>> start
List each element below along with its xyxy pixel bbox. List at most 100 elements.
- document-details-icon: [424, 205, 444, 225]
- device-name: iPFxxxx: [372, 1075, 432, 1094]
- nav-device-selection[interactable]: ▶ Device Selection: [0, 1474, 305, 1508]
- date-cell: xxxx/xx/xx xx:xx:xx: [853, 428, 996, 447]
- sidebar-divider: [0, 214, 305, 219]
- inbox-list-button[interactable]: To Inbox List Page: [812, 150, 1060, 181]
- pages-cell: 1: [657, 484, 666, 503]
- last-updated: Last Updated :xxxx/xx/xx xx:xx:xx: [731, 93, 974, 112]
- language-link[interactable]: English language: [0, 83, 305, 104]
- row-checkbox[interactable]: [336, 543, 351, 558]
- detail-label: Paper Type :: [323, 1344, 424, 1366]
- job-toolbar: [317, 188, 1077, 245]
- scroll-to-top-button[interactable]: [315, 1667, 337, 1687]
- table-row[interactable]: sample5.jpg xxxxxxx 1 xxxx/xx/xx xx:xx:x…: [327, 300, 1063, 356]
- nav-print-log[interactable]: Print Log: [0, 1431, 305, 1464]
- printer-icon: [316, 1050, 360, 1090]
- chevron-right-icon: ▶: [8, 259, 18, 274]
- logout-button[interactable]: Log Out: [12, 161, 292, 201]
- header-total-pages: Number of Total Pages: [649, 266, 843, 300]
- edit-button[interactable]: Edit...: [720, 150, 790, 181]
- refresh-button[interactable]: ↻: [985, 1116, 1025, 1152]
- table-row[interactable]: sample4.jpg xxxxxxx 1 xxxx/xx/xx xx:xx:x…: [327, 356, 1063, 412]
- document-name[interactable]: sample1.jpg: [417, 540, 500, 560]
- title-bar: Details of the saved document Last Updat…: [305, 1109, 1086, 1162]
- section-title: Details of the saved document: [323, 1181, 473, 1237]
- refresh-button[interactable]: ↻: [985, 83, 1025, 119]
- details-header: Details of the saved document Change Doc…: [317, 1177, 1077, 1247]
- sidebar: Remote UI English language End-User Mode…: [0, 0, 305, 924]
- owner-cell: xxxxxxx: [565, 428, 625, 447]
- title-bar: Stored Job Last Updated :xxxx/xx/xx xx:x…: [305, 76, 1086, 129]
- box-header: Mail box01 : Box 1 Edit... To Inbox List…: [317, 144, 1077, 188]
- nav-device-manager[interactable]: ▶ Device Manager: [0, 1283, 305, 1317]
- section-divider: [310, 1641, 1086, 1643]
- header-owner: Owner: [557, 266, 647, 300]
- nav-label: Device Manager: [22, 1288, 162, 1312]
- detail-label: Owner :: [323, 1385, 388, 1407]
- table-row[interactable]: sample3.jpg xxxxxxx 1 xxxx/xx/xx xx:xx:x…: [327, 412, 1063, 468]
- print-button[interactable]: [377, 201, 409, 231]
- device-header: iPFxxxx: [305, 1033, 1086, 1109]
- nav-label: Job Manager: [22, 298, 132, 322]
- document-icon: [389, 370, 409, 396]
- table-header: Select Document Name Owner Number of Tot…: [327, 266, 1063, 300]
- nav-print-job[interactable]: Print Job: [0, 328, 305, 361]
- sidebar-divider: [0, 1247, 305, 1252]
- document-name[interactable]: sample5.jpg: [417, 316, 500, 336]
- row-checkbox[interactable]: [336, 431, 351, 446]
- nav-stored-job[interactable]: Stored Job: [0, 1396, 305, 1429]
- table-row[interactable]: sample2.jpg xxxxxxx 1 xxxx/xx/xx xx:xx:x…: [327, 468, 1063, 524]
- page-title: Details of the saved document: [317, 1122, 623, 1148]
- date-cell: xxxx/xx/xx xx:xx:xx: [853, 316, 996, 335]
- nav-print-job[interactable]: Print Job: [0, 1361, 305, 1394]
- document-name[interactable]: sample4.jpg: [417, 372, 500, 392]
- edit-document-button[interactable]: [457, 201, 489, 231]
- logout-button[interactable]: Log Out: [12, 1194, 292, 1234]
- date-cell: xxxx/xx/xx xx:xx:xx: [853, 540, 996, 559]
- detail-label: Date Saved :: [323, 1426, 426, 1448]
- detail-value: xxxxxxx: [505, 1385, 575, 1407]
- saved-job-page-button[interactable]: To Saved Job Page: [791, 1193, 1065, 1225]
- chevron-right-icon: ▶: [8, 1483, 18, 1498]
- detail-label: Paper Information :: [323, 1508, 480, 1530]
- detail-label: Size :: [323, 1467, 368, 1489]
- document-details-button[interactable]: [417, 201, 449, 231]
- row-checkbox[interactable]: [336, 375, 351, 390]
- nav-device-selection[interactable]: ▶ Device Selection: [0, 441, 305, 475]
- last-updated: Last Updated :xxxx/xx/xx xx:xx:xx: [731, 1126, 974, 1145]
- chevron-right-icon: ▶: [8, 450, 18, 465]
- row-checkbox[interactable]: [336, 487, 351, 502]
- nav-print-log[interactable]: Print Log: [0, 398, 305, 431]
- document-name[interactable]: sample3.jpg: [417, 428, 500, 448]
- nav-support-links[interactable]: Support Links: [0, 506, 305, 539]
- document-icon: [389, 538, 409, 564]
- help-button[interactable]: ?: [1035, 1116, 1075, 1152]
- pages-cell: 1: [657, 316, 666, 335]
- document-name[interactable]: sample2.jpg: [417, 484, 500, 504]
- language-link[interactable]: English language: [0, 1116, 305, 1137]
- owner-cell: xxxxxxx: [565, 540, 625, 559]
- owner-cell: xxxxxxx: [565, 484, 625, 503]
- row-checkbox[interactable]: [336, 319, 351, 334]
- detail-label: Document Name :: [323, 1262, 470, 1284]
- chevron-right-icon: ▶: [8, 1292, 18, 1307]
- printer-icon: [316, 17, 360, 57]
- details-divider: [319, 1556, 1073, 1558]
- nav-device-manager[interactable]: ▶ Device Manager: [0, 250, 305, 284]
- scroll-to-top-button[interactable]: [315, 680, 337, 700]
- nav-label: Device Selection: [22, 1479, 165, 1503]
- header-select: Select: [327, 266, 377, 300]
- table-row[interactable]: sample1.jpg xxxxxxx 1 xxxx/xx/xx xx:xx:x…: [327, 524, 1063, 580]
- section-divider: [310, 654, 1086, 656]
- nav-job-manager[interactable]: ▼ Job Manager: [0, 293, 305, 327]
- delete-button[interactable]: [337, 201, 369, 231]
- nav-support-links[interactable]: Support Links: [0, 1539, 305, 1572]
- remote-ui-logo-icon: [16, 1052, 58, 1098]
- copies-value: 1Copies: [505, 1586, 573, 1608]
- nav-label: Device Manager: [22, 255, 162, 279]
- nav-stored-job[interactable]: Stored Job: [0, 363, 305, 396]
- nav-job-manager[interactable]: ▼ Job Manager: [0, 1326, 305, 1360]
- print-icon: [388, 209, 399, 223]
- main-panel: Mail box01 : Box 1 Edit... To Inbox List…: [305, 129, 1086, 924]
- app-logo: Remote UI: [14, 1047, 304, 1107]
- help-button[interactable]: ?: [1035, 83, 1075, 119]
>> end
◆ EXERCISE TASK
Reproduce, character for character, every line from the first one through the line containing "- title-bar: Stored", with both ends included.

◆ SOLUTION BELOW
List each element below along with its xyxy pixel bbox. List at most 100 elements.
- document-details-icon: [424, 205, 444, 225]
- device-name: iPFxxxx: [372, 1075, 432, 1094]
- nav-device-selection[interactable]: ▶ Device Selection: [0, 1474, 305, 1508]
- date-cell: xxxx/xx/xx xx:xx:xx: [853, 428, 996, 447]
- sidebar-divider: [0, 214, 305, 219]
- inbox-list-button[interactable]: To Inbox List Page: [812, 150, 1060, 181]
- pages-cell: 1: [657, 484, 666, 503]
- last-updated: Last Updated :xxxx/xx/xx xx:xx:xx: [731, 93, 974, 112]
- language-link[interactable]: English language: [0, 83, 305, 104]
- row-checkbox[interactable]: [336, 543, 351, 558]
- detail-label: Paper Type :: [323, 1344, 424, 1366]
- job-toolbar: [317, 188, 1077, 245]
- scroll-to-top-button[interactable]: [315, 1667, 337, 1687]
- table-row[interactable]: sample5.jpg xxxxxxx 1 xxxx/xx/xx xx:xx:x…: [327, 300, 1063, 356]
- nav-print-log[interactable]: Print Log: [0, 1431, 305, 1464]
- printer-icon: [316, 1050, 360, 1090]
- chevron-right-icon: ▶: [8, 259, 18, 274]
- logout-button[interactable]: Log Out: [12, 161, 292, 201]
- header-total-pages: Number of Total Pages: [649, 266, 843, 300]
- edit-button[interactable]: Edit...: [720, 150, 790, 181]
- refresh-button[interactable]: ↻: [985, 1116, 1025, 1152]
- table-row[interactable]: sample4.jpg xxxxxxx 1 xxxx/xx/xx xx:xx:x…: [327, 356, 1063, 412]
- document-name[interactable]: sample1.jpg: [417, 540, 500, 560]
- title-bar: Details of the saved document Last Updat…: [305, 1109, 1086, 1162]
- section-title: Details of the saved document: [323, 1181, 473, 1237]
- refresh-button[interactable]: ↻: [985, 83, 1025, 119]
- details-header: Details of the saved document Change Doc…: [317, 1177, 1077, 1247]
- sidebar: Remote UI English language End-User Mode…: [0, 0, 305, 924]
- owner-cell: xxxxxxx: [565, 428, 625, 447]
- title-bar: Stored Job Last Updated :xxxx/xx/xx xx:x…: [305, 76, 1086, 129]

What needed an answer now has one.